WRITTEN TASK:
Repeat the listing in full, exactly as it stands.

ROWS:

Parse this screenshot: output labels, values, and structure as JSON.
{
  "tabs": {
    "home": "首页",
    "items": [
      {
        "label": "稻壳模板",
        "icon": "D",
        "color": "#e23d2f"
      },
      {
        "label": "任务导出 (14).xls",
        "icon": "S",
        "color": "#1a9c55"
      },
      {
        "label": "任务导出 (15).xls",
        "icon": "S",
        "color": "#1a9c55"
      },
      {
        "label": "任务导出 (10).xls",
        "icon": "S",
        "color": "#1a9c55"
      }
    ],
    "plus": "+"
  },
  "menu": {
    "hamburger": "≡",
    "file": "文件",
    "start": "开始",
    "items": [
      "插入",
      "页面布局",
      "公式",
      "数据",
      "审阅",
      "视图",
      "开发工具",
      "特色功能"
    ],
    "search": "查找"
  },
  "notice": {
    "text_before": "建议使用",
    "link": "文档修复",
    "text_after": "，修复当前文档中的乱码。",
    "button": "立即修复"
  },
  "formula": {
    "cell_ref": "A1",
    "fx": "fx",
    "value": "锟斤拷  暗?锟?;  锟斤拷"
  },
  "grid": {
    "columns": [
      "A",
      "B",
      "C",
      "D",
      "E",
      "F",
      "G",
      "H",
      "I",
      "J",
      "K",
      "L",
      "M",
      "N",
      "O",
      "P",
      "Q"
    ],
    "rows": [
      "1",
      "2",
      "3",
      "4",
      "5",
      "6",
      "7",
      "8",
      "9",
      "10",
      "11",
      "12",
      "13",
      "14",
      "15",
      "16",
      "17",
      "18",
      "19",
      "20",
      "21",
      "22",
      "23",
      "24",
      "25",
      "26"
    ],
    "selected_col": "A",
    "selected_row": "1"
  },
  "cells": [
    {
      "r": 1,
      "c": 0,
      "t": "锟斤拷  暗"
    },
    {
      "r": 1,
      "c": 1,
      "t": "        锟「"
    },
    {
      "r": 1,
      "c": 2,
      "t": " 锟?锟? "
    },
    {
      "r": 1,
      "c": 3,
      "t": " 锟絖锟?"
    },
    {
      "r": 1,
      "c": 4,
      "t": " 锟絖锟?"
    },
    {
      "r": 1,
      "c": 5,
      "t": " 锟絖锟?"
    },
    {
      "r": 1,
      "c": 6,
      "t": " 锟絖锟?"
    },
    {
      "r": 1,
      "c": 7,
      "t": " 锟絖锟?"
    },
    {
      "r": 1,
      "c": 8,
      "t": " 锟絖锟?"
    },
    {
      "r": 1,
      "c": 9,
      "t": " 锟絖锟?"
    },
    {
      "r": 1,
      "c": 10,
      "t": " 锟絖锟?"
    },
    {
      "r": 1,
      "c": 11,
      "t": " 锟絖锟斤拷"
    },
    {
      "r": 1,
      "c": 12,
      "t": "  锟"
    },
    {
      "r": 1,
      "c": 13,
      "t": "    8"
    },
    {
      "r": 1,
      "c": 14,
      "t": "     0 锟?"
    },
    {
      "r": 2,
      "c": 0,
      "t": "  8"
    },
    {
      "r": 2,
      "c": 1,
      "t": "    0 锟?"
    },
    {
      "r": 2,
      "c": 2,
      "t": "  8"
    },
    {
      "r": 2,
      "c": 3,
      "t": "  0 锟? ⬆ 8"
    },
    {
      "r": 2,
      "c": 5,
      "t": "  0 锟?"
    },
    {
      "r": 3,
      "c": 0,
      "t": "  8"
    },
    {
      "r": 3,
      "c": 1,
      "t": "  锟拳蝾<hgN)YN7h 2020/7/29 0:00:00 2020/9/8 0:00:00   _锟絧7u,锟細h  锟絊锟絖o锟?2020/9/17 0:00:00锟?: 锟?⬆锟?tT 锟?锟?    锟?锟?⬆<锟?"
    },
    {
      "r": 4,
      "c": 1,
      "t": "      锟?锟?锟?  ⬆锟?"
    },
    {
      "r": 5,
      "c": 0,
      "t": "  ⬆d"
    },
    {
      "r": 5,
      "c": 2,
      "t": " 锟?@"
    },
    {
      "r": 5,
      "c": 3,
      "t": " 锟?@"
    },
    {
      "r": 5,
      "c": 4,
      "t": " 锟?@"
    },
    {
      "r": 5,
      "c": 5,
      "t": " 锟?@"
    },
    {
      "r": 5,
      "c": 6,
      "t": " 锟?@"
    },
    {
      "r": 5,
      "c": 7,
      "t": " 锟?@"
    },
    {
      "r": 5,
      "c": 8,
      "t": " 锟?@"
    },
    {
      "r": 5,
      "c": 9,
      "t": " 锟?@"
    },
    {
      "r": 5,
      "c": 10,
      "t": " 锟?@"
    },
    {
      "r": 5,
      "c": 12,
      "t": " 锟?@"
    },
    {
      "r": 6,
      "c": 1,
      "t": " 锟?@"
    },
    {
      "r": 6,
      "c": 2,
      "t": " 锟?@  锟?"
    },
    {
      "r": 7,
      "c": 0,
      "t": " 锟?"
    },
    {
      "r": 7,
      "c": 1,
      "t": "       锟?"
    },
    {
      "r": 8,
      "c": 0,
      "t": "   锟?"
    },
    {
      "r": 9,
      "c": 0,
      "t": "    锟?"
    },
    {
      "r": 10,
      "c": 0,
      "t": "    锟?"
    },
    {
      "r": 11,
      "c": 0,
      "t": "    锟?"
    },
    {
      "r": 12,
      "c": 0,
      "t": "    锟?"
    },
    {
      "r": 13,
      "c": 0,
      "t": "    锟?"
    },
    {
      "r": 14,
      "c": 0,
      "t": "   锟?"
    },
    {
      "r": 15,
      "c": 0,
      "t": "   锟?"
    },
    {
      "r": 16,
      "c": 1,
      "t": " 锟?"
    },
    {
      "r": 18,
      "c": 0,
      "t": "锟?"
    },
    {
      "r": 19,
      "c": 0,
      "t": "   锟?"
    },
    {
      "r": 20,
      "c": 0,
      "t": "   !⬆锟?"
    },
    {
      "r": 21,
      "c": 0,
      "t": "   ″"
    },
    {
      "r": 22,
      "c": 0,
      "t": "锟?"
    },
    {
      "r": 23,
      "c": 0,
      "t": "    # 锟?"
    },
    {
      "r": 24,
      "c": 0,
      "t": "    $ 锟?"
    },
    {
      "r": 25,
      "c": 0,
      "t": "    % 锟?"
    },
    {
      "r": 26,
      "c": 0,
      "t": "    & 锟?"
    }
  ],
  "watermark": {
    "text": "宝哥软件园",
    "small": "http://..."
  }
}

EXERCISE ANSWER:
Parse this screenshot: output labels, values, and structure as JSON.
{
  "tabs": {
    "home": "首页",
    "items": [
      {
        "label": "稻壳模板",
        "icon": "D",
        "color": "#e23d2f"
      },
      {
        "label": "任务导出 (14).xls",
        "icon": "S",
        "color": "#1a9c55"
      },
      {
        "label": "任务导出 (15).xls",
        "icon": "S",
        "color": "#1a9c55"
      },
      {
        "label": "任务导出 (10).xls",
        "icon": "S",
        "color": "#1a9c55"
      }
    ],
    "plus": "+"
  },
  "menu": {
    "hamburger": "≡",
    "file": "文件",
    "start": "开始",
    "items": [
      "插入",
      "页面布局",
      "公式",
      "数据",
      "审阅",
      "视图",
      "开发工具",
      "特色功能"
    ],
    "search": "查找"
  },
  "notice": {
    "text_before": "建议使用",
    "link": "文档修复",
    "text_after": "，修复当前文档中的乱码。",
    "button": "立即修复"
  },
  "formula": {
    "cell_ref": "A1",
    "fx": "fx",
    "value": "锟斤拷  暗?锟?;  锟斤拷"
  },
  "grid": {
    "columns": [
      "A",
      "B",
      "C",
      "D",
      "E",
      "F",
      "G",
      "H",
      "I",
      "J",
      "K",
      "L",
      "M",
      "N",
      "O",
      "P",
      "Q"
    ],
    "rows": [
      "1",
      "2",
      "3",
      "4",
      "5",
      "6",
      "7",
      "8",
      "9",
      "10",
      "11",
      "12",
      "13",
      "14",
      "15",
      "16",
      "17",
      "18",
      "19",
      "20",
      "21",
      "22",
      "23",
      "24",
      "25",
      "26"
    ],
    "selected_col": "A",
    "selected_row": "1"
  },
  "cells": [
    {
      "r": 1,
      "c": 0,
      "t": "锟斤拷  暗"
    },
    {
      "r": 1,
      "c": 1,
      "t": "        锟「"
    },
    {
      "r": 1,
      "c": 2,
      "t": " 锟?锟? "
    },
    {
      "r": 1,
      "c": 3,
      "t": " 锟絖锟?"
    },
    {
      "r": 1,
      "c": 4,
      "t": " 锟絖锟?"
    },
    {
      "r": 1,
      "c": 5,
      "t": " 锟絖锟?"
    },
    {
      "r": 1,
      "c": 6,
      "t": " 锟絖锟?"
    },
    {
      "r": 1,
      "c": 7,
      "t": " 锟絖锟?"
    },
    {
      "r": 1,
      "c": 8,
      "t": " 锟絖锟?"
    },
    {
      "r": 1,
      "c": 9,
      "t": " 锟絖锟?"
    },
    {
      "r": 1,
      "c": 10,
      "t": " 锟絖锟?"
    },
    {
      "r": 1,
      "c": 11,
      "t": " 锟絖锟斤拷"
    },
    {
      "r": 1,
      "c": 12,
      "t": "  锟"
    },
    {
      "r": 1,
      "c": 13,
      "t": "    8"
    },
    {
      "r": 1,
      "c": 14,
      "t": "     0 锟?"
    },
    {
      "r": 2,
      "c": 0,
      "t": "  8"
    },
    {
      "r": 2,
      "c": 1,
      "t": "    0 锟?"
    },
    {
      "r": 2,
      "c": 2,
      "t": "  8"
    },
    {
      "r": 2,
      "c": 3,
      "t": "  0 锟? ⬆ 8"
    },
    {
      "r": 2,
      "c": 5,
      "t": "  0 锟?"
    },
    {
      "r": 3,
      "c": 0,
      "t": "  8"
    },
    {
      "r": 3,
      "c": 1,
      "t": "  锟拳蝾<hgN)YN7h 2020/7/29 0:00:00 2020/9/8 0:00:00   _锟絧7u,锟細h  锟絊锟絖o锟?2020/9/17 0:00:00锟?: 锟?⬆锟?tT 锟?锟?    锟?锟?⬆<锟?"
    },
    {
      "r": 4,
      "c": 1,
      "t": "      锟?锟?锟?  ⬆锟?"
    },
    {
      "r": 5,
      "c": 0,
      "t": "  ⬆d"
    },
    {
      "r": 5,
      "c": 2,
      "t": " 锟?@"
    },
    {
      "r": 5,
      "c": 3,
      "t": " 锟?@"
    },
    {
      "r": 5,
      "c": 4,
      "t": " 锟?@"
    },
    {
      "r": 5,
      "c": 5,
      "t": " 锟?@"
    },
    {
      "r": 5,
      "c": 6,
      "t": " 锟?@"
    },
    {
      "r": 5,
      "c": 7,
      "t": " 锟?@"
    },
    {
      "r": 5,
      "c": 8,
      "t": " 锟?@"
    },
    {
      "r": 5,
      "c": 9,
      "t": " 锟?@"
    },
    {
      "r": 5,
      "c": 10,
      "t": " 锟?@"
    },
    {
      "r": 5,
      "c": 12,
      "t": " 锟?@"
    },
    {
      "r": 6,
      "c": 1,
      "t": " 锟?@"
    },
    {
      "r": 6,
      "c": 2,
      "t": " 锟?@  锟?"
    },
    {
      "r": 7,
      "c": 0,
      "t": " 锟?"
    },
    {
      "r": 7,
      "c": 1,
      "t": "       锟?"
    },
    {
      "r": 8,
      "c": 0,
      "t": "   锟?"
    },
    {
      "r": 9,
      "c": 0,
      "t": "    锟?"
    },
    {
      "r": 10,
      "c": 0,
      "t": "    锟?"
    },
    {
      "r": 11,
      "c": 0,
      "t": "    锟?"
    },
    {
      "r": 12,
      "c": 0,
      "t": "    锟?"
    },
    {
      "r": 13,
      "c": 0,
      "t": "    锟?"
    },
    {
      "r": 14,
      "c": 0,
      "t": "   锟?"
    },
    {
      "r": 15,
      "c": 0,
      "t": "   锟?"
    },
    {
      "r": 16,
      "c": 1,
      "t": " 锟?"
    },
    {
      "r": 18,
      "c": 0,
      "t": "锟?"
    },
    {
      "r": 19,
      "c": 0,
      "t": "   锟?"
    },
    {
      "r": 20,
      "c": 0,
      "t": "   !⬆锟?"
    },
    {
      "r": 21,
      "c": 0,
      "t": "   ″"
    },
    {
      "r": 22,
      "c": 0,
      "t": "锟?"
    },
    {
      "r": 23,
      "c": 0,
      "t": "    # 锟?"
    },
    {
      "r": 24,
      "c": 0,
      "t": "    $ 锟?"
    },
    {
      "r": 25,
      "c": 0,
      "t": "    % 锟?"
    },
    {
      "r": 26,
      "c": 0,
      "t": "    & 锟?"
    }
  ],
  "watermark": {
    "text": "宝哥软件园",
    "small": "http://..."
  }
}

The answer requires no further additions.